(Set problem)
In the listing that follows, count every line with the word "true" in it and write only the total.

______

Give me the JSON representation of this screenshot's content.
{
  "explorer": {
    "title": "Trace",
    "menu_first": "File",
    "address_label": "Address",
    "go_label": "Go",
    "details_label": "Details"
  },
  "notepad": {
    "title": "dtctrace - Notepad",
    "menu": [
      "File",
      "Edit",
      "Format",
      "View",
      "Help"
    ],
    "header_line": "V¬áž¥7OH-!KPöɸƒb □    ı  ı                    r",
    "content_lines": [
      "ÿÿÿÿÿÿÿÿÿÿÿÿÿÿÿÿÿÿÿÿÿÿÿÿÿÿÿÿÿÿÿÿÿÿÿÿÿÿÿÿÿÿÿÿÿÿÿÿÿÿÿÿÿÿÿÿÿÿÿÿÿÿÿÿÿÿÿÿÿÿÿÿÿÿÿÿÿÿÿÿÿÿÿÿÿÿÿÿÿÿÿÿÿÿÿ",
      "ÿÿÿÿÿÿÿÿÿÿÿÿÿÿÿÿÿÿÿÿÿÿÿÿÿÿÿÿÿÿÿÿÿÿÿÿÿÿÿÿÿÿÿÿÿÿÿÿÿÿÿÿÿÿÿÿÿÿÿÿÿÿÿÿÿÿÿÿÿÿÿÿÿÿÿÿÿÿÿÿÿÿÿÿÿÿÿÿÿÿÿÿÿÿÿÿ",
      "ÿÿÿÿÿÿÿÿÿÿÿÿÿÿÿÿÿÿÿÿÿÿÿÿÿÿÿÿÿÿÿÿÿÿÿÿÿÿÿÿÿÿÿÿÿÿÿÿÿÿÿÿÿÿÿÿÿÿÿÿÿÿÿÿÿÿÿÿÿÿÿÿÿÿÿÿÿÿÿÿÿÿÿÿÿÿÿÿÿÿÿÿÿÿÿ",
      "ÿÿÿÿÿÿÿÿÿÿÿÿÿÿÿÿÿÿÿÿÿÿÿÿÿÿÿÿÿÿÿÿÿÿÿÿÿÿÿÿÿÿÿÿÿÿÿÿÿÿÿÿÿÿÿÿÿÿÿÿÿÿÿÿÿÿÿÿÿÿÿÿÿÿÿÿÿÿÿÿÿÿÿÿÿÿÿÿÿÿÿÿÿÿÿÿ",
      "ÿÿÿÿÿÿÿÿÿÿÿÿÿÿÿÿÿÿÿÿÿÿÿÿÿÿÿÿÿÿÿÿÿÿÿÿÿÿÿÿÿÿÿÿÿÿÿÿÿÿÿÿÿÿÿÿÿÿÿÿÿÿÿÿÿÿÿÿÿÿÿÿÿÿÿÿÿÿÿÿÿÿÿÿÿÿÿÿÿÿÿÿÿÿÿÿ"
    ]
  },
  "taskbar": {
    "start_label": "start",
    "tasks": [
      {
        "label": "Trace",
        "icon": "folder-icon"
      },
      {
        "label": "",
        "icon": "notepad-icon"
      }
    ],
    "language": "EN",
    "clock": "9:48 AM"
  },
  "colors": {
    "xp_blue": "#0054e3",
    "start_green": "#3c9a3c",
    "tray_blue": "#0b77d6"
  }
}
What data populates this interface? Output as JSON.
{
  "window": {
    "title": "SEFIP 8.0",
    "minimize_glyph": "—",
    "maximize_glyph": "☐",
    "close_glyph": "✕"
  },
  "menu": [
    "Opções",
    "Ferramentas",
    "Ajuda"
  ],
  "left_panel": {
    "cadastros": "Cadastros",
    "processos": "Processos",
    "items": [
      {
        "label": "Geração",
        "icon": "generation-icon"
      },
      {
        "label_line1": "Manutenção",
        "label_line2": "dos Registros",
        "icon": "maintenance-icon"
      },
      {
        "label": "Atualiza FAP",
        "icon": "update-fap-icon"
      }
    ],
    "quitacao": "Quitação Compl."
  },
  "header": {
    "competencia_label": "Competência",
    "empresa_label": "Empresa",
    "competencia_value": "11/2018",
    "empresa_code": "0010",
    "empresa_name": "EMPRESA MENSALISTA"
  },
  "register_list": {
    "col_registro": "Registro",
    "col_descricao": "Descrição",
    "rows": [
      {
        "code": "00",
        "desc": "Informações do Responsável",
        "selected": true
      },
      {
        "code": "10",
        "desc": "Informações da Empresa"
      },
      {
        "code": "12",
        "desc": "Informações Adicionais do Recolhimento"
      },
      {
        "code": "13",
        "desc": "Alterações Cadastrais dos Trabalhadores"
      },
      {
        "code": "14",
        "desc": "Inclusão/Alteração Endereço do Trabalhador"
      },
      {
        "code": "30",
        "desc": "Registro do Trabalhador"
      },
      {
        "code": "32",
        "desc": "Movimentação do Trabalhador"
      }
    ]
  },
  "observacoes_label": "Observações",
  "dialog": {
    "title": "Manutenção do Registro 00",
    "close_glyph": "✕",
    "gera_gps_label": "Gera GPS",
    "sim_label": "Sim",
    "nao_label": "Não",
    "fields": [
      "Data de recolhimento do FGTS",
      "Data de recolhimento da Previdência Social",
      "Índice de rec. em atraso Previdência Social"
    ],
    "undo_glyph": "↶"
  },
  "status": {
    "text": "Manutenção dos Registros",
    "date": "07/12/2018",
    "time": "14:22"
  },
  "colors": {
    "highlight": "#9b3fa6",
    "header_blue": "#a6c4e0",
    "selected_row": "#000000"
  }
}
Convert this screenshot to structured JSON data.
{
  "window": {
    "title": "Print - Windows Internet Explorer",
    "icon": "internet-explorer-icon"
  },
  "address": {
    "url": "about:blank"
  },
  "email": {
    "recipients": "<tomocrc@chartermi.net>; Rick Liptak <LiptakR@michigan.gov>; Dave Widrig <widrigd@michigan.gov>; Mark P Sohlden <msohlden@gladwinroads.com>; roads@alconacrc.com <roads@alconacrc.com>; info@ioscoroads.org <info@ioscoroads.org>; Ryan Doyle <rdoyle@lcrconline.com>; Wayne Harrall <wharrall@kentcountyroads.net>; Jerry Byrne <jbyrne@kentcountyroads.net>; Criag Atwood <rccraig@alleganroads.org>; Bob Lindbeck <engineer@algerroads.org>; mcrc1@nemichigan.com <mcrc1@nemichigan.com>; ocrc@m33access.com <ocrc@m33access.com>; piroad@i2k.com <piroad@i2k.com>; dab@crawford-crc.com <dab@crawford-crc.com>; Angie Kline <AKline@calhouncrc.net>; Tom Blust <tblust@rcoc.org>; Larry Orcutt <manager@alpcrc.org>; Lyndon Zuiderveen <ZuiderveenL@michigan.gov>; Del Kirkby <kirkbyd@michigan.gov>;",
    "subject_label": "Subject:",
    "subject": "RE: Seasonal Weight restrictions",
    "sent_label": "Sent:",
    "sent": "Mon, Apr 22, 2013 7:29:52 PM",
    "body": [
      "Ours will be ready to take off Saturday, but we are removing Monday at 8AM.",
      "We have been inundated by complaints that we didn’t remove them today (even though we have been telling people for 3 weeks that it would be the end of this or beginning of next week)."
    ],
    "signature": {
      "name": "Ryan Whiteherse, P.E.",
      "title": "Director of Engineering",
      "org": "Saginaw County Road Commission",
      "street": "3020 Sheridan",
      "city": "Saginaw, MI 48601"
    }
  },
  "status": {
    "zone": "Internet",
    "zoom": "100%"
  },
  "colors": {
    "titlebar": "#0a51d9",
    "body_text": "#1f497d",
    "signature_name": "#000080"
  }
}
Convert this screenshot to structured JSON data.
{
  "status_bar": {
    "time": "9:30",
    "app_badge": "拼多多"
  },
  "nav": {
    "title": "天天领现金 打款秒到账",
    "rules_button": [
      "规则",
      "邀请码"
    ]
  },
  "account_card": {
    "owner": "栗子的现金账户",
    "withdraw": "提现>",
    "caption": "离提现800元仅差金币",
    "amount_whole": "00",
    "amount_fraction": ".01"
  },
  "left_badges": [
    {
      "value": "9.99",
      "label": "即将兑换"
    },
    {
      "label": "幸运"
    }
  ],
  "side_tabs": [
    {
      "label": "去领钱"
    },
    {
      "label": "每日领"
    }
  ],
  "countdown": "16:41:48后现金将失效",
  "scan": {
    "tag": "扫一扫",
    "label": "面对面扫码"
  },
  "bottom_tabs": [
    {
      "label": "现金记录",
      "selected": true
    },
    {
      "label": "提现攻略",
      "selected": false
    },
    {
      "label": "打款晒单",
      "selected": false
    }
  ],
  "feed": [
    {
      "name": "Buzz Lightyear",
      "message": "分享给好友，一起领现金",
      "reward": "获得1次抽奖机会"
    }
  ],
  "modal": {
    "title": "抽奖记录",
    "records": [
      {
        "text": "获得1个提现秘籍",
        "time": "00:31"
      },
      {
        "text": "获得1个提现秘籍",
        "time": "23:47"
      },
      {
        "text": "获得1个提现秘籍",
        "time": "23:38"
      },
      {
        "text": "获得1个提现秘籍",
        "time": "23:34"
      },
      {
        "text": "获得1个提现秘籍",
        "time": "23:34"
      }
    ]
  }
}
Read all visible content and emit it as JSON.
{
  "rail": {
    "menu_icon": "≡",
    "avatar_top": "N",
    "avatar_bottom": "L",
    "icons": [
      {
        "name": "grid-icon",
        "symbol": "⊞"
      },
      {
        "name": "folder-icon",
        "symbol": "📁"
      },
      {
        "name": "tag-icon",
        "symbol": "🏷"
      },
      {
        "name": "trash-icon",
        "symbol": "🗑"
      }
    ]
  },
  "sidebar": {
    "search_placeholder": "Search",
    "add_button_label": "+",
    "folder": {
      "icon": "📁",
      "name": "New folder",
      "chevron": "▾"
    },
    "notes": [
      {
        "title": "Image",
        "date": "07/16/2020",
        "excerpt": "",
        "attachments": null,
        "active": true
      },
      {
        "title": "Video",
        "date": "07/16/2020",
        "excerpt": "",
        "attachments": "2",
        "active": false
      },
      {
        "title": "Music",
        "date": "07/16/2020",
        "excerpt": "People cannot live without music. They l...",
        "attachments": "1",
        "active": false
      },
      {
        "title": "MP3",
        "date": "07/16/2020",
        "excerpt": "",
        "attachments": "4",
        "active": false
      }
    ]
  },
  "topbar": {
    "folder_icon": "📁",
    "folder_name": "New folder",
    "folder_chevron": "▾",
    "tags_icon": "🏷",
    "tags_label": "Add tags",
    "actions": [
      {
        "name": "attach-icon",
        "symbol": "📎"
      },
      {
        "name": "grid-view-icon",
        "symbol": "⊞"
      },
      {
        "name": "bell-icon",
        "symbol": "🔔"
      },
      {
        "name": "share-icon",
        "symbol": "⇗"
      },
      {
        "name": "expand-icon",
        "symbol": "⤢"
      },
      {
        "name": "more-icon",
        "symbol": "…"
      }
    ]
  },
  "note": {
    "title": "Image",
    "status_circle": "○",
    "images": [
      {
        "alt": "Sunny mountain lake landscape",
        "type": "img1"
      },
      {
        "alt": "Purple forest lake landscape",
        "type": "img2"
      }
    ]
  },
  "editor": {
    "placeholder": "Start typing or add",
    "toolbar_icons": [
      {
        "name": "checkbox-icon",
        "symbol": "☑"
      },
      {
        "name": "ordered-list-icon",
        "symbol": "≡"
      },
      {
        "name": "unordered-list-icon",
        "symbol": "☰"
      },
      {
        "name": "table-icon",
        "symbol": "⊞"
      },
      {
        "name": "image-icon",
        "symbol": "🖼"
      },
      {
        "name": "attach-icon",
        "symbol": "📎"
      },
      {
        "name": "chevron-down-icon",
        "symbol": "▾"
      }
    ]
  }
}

______

(Result)
3